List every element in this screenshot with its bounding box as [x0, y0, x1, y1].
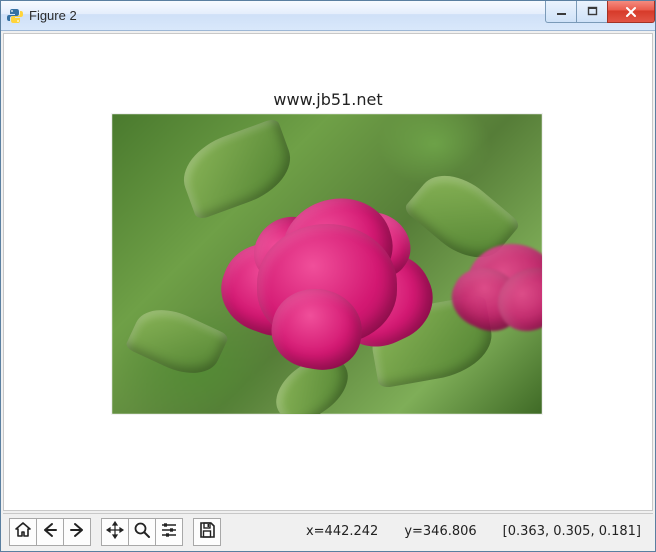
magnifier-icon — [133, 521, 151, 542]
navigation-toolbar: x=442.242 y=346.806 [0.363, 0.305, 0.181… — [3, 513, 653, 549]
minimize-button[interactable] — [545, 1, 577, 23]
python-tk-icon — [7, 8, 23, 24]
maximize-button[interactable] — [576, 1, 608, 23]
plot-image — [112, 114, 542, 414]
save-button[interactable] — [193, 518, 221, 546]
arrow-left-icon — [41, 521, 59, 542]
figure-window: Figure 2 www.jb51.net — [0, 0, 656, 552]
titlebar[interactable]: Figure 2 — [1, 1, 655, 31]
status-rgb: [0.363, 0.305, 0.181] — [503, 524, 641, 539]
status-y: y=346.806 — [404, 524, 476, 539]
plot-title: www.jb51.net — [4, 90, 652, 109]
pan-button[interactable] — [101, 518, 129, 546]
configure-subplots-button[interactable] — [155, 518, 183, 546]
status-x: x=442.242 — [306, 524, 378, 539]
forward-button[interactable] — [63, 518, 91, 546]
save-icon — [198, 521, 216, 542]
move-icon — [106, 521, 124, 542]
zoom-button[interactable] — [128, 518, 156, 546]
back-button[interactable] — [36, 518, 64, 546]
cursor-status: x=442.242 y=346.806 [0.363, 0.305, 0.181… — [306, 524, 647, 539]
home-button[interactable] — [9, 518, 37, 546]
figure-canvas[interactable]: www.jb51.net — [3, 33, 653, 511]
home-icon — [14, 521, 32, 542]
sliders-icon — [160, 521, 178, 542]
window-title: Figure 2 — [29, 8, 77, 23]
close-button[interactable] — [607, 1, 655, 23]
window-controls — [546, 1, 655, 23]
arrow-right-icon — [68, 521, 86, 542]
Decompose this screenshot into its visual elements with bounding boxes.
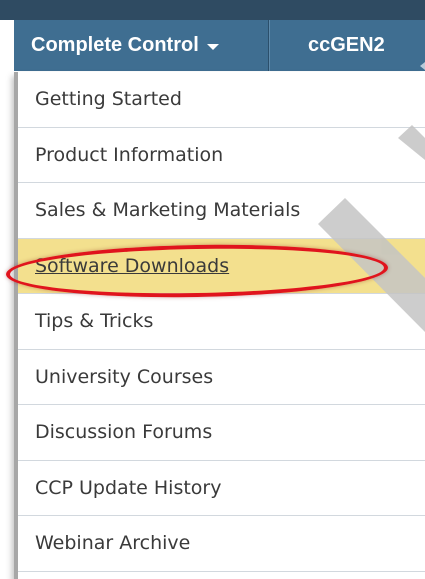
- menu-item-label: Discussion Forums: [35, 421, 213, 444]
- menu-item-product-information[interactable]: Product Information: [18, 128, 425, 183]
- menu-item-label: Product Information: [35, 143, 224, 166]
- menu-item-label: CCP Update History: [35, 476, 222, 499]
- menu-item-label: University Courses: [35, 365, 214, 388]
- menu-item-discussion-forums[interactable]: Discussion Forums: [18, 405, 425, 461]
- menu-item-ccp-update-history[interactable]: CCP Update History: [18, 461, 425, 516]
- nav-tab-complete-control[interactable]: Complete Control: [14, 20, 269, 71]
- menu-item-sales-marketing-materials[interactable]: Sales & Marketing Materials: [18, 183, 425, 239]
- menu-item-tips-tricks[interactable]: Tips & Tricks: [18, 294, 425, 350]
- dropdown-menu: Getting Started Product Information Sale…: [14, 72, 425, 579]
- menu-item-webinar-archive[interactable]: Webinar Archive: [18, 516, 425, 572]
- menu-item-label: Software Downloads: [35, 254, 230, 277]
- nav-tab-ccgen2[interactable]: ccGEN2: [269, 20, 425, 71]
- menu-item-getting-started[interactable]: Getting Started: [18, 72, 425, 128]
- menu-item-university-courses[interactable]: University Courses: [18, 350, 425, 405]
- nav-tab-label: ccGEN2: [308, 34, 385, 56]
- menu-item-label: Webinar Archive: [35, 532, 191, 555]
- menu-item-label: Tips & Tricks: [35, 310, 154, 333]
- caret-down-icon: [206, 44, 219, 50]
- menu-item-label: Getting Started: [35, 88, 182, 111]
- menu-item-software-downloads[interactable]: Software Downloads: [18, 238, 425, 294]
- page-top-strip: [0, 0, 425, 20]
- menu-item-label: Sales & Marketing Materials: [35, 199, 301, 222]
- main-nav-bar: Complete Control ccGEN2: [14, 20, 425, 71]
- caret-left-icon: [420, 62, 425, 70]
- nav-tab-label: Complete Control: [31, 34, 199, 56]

::::

» 操作说明
请原样输出上方条目中以包含“- menu-item-label: Discussion”的那一行开头、以包含“- menu-item-discussion-forums[interactable]: Discussion”的那一行结尾的部分，首尾两行均包括在内。

» 练习结果
- menu-item-label: Discussion Forums: [35, 421, 213, 444]
- menu-item-product-information[interactable]: Product Information: [18, 128, 425, 183]
- menu-item-label: Product Information: [35, 143, 224, 166]
- menu-item-label: CCP Update History: [35, 476, 222, 499]
- menu-item-label: University Courses: [35, 365, 214, 388]
- menu-item-discussion-forums[interactable]: Discussion Forums: [18, 405, 425, 461]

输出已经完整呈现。